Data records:
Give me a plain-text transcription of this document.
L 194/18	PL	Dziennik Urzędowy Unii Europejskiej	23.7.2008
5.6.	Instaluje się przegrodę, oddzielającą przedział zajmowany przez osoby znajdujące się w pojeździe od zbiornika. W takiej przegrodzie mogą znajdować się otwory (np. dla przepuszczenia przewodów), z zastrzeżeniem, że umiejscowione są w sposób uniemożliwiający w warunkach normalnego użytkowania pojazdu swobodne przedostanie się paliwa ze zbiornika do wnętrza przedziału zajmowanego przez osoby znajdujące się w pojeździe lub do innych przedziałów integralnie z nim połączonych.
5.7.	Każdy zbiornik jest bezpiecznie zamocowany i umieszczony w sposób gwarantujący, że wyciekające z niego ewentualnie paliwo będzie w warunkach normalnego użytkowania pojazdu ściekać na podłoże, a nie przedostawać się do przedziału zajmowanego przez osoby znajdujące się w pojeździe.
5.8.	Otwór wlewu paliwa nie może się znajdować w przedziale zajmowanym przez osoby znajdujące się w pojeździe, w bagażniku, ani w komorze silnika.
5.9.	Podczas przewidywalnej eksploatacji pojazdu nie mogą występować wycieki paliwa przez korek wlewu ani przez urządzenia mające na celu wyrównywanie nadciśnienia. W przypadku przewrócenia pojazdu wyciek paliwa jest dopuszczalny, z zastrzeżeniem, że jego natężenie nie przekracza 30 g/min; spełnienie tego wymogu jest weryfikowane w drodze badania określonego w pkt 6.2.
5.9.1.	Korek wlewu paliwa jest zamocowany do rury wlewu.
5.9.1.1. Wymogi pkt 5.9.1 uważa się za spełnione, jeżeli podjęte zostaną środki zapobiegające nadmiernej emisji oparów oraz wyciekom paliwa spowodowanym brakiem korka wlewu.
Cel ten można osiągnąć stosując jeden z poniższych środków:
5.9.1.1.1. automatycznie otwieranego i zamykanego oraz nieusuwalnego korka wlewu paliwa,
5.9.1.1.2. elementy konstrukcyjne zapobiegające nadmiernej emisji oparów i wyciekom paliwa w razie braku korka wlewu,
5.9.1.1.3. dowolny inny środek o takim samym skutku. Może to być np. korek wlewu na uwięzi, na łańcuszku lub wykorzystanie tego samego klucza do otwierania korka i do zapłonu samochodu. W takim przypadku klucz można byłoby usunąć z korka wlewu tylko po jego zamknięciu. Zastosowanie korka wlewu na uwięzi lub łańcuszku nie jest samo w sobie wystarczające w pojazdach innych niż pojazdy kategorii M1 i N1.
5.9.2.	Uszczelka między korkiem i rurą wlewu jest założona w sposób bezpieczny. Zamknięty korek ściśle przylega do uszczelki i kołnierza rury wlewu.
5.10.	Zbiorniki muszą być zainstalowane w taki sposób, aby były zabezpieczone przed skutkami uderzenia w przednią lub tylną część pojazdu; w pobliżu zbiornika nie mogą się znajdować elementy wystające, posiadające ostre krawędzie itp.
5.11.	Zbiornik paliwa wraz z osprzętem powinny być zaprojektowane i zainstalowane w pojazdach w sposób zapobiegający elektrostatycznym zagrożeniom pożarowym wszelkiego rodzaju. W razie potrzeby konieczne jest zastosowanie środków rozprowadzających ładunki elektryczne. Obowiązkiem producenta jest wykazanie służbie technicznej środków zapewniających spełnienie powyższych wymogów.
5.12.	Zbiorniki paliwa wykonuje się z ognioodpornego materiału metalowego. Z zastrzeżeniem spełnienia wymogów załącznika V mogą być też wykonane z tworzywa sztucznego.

## Description of the task
Show every line where the string "zamocowany" appears.

## Complete output
5.7.	Każdy zbiornik jest bezpiecznie zamocowany i umieszczony w sposób gwarantujący, że wyciekające z niego ewentualnie paliwo będzie w warunkach normalnego użytkowania pojazdu ściekać na podłoże, a nie przedostawać się do przedziału zajmowanego przez osoby znajdujące się w pojeździe.
5.9.1.	Korek wlewu paliwa jest zamocowany do rury wlewu.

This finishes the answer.